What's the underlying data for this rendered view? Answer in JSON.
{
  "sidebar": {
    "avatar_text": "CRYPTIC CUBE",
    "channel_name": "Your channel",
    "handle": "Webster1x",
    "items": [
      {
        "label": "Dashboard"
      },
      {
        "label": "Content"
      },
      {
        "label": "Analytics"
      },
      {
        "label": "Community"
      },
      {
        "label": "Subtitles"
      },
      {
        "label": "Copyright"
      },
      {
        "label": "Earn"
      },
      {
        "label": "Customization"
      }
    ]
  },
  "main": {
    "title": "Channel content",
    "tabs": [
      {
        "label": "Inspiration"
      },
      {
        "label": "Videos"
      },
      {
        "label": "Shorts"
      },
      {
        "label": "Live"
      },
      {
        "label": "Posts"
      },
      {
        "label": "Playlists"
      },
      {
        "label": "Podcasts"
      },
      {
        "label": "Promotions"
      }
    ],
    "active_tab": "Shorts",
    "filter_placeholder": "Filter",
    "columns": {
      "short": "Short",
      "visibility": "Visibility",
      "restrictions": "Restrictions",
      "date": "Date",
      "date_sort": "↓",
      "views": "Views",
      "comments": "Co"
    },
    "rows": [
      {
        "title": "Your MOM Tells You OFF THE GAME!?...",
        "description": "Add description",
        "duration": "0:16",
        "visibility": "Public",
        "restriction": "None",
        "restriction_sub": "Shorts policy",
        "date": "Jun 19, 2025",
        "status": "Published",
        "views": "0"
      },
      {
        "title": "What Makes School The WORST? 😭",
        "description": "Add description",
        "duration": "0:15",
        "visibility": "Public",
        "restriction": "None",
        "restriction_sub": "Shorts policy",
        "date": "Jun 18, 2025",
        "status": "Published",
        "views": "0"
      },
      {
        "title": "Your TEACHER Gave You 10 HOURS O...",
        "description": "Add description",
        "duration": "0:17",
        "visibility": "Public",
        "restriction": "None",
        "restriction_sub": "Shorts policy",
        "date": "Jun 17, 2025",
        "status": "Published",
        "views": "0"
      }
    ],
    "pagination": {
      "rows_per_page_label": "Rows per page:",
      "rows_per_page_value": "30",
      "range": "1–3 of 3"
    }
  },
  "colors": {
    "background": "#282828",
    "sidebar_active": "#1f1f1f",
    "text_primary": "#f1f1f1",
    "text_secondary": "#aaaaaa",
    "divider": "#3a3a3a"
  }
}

....

Exercise task
Give only the number of lines above that hold the string "What".

Answer to this problem
2